╭─ Texto da página
Os pilotos norte-americanos Joseph Lepore e Jean Paul Paladino, denunciados como responsáveis pelo acidente da Gol, em que morreram 154 pessoas, poderão responder nos Estados Unidos o interrogatório do processo que corre na Justiça Federal de Mato Grosso. As perguntas serão enviadas por escrito para os pilotos defendidos pelo escritório Dias e Carvalho Filho.

O juiz federal de Sinop (MT), Murilo Mendes, mudou seu posicionamento depois de decisão do Supremo Tribunal Federal, que aceitou pedido similar de dois comissários de bordo norte-americanos.

No julgamento do Habeas Corpus 91.444, que aconteceu no dia 4 de março, os ministros da 1ª Turma permitiram o interrogatório de Shawn Tipton Scott e Mathew Gonçalves nos EUA. Segundo o relator Menezes Direito, esse entendimento tem como base o Acordo de Assistência Jurídica firmado entre o Brasil e os Estados Unidos.
╰─
╭─ Registros da listagem
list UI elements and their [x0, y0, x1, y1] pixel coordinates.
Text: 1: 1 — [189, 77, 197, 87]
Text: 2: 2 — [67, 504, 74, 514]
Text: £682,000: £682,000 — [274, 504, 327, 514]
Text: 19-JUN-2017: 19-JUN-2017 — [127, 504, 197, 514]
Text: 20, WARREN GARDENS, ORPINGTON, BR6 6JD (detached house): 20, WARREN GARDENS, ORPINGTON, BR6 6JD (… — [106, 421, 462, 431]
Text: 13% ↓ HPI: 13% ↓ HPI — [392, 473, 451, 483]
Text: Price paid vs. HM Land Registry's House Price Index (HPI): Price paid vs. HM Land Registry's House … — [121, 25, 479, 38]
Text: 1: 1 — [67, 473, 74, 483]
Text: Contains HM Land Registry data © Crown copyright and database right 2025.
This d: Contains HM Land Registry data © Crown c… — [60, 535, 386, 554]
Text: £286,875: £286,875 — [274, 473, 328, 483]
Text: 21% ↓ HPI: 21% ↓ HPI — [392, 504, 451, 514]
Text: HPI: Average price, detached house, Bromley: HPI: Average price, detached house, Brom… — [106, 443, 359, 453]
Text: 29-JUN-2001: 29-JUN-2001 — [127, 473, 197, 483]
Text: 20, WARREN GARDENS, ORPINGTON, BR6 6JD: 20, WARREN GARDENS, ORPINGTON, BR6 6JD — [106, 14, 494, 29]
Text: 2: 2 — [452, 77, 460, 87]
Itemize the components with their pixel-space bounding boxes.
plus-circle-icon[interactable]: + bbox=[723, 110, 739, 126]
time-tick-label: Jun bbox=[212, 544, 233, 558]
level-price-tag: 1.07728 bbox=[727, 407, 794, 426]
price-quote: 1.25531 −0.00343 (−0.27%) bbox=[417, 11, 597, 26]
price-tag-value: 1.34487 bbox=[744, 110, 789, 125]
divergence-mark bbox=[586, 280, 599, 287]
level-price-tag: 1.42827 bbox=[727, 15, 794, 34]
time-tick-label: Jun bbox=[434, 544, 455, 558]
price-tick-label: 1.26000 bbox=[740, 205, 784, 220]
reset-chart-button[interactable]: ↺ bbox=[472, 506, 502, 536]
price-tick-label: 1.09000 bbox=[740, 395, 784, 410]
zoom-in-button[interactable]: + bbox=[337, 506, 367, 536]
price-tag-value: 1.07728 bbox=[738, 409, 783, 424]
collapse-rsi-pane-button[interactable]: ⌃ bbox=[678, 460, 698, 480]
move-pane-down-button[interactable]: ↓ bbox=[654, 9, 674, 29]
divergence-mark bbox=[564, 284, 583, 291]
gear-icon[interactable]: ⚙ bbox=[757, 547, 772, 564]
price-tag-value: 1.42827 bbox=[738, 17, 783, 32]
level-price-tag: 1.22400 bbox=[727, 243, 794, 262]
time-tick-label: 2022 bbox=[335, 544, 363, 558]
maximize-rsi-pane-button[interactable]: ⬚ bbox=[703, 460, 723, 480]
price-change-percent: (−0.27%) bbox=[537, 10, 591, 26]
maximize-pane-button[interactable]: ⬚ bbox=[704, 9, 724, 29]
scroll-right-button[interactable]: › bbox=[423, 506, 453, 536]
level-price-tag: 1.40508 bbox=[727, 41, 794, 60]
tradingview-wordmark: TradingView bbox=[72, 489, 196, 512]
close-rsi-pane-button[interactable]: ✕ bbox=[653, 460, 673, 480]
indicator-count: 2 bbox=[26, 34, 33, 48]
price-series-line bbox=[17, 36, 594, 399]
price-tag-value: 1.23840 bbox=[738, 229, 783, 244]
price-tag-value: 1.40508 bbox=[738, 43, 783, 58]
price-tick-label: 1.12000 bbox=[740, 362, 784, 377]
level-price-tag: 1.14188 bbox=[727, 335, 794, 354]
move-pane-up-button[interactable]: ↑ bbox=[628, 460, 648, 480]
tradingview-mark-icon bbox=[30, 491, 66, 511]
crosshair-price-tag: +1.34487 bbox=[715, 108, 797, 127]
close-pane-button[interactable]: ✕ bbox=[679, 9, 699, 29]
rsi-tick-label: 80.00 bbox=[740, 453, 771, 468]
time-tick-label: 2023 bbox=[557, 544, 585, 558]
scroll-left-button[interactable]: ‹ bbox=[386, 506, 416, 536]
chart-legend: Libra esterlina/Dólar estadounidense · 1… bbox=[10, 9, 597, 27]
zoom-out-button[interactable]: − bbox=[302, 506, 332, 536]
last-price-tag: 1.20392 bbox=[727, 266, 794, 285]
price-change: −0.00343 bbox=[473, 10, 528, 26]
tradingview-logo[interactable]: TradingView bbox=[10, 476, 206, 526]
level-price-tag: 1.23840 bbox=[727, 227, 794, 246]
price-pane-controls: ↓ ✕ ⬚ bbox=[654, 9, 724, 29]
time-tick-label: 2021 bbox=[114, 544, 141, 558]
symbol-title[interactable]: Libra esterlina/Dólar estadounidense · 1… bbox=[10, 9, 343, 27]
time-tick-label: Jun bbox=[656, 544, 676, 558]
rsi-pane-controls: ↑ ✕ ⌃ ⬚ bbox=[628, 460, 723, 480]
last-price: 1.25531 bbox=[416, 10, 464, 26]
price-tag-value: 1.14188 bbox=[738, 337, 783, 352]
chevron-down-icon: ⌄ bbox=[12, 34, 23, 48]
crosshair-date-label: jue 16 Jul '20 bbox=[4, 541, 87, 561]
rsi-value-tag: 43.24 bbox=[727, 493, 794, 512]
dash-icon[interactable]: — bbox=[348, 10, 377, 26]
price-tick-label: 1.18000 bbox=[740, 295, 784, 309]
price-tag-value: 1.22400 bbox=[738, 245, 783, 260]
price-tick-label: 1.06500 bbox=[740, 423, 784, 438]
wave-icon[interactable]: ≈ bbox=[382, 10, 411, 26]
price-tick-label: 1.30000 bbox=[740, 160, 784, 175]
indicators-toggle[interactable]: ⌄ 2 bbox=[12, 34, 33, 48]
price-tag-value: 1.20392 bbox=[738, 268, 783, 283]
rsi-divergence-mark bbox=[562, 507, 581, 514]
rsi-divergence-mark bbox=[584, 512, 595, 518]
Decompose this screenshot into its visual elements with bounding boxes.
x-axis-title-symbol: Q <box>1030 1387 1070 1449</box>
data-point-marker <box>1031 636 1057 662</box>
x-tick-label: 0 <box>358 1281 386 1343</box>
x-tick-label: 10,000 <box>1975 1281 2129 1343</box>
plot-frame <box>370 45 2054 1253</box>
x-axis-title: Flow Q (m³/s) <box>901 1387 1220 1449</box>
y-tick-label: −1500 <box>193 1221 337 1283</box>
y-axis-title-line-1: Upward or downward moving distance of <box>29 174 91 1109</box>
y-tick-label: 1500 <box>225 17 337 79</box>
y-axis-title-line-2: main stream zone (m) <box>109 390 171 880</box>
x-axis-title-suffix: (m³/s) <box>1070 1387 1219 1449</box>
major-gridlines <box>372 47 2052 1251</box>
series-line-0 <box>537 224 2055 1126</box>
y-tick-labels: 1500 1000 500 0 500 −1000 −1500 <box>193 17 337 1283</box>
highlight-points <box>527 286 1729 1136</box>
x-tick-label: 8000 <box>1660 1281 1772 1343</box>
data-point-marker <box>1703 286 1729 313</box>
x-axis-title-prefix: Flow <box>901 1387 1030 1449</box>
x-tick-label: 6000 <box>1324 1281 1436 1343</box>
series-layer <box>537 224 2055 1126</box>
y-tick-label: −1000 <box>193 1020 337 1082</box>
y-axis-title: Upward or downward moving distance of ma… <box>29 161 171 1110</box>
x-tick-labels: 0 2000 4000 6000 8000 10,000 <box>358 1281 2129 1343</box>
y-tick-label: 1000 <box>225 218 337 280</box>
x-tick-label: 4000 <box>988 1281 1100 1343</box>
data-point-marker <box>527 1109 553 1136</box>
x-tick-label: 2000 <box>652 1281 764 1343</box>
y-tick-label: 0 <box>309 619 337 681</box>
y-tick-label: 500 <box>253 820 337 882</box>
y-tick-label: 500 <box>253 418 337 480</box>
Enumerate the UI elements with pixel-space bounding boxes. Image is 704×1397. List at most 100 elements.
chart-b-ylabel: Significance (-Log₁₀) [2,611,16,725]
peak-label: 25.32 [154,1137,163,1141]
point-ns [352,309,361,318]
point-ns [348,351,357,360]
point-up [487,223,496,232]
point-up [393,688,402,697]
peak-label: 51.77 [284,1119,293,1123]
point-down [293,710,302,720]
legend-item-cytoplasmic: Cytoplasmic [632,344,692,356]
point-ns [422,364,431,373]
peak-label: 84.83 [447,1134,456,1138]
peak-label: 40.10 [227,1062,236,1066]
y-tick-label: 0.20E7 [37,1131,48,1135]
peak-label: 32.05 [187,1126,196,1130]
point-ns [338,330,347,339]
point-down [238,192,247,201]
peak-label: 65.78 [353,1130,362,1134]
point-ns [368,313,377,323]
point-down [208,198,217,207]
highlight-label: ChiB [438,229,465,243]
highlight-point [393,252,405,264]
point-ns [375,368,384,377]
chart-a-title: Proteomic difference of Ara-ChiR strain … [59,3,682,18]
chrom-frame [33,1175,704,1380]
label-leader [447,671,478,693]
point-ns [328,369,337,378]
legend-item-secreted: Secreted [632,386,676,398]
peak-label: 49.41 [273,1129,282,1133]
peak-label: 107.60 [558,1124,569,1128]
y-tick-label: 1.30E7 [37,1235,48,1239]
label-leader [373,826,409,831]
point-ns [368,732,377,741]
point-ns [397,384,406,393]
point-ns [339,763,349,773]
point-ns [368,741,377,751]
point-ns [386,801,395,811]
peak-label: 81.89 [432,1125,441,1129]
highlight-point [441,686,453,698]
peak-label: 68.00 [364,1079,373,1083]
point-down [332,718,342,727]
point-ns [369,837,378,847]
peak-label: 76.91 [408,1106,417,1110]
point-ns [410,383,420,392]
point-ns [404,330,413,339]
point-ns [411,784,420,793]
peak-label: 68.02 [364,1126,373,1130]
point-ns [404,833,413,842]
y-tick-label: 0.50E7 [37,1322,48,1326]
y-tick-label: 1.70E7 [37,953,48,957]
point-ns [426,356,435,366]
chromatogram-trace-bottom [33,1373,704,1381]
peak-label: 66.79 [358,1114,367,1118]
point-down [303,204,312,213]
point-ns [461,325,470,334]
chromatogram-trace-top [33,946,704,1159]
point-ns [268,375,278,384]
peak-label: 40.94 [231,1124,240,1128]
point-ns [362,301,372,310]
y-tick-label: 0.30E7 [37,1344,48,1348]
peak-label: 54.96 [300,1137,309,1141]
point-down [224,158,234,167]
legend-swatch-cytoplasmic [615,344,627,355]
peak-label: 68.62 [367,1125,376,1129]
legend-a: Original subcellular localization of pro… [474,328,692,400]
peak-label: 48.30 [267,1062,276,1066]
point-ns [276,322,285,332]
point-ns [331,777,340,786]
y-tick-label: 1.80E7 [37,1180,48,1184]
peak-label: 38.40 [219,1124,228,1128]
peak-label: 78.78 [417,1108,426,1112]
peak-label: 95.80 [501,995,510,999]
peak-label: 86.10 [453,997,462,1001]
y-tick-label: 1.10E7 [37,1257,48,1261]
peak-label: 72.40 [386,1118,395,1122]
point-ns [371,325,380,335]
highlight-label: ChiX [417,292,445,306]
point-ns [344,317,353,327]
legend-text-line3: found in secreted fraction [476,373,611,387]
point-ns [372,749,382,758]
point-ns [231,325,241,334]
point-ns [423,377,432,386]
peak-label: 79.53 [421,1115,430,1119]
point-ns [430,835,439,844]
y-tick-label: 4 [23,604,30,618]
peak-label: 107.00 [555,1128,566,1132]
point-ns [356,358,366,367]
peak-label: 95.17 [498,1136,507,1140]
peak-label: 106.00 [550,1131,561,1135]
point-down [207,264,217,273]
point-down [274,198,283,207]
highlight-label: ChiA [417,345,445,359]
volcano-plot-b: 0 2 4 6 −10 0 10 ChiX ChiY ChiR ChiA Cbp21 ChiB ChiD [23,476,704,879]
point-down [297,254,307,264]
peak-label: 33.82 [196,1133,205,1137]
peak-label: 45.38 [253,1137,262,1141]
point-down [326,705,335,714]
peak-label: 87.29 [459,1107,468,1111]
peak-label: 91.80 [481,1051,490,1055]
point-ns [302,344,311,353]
╰─
Objetivo declarado 1
No texto da página, por que o juiz federal de Sinop mudou seu posicionamento sobre o interrogatório dos pilotos? Responda em uma a três frases.
Objetivo declarado 2
Liste todas as pessoas mencionadas pelo nome no texto da página.
Objetivo declarado 3
Responda com base no texto da página:
(a) Quantas pessoas morreram no acidente da Gol?
(b) Em que dia aconteceu o julgamento do Habeas Corpus 91.444?
(c) Em que acordo se baseia o entendimento do relator?

Resposta completa 1
O juiz mudou de posição por causa de uma decisão do Supremo Tribunal Federal. No Habeas Corpus 91.444, o tribunal aceitou um pedido semelhante de dois comissários de bordo norte-americanos e permitiu que eles fossem interrogados nos Estados Unidos.

Resposta completa 2
Joseph Lepore
Jean Paul Paladino
Murilo Mendes
Shawn Tipton Scott
Mathew Gonçalves
Menezes Direito

Resposta completa 3
(a) 154 pessoas.
(b) No dia 4 de março.
(c) No Acordo de Assistência Jurídica firmado entre o Brasil e os Estados Unidos.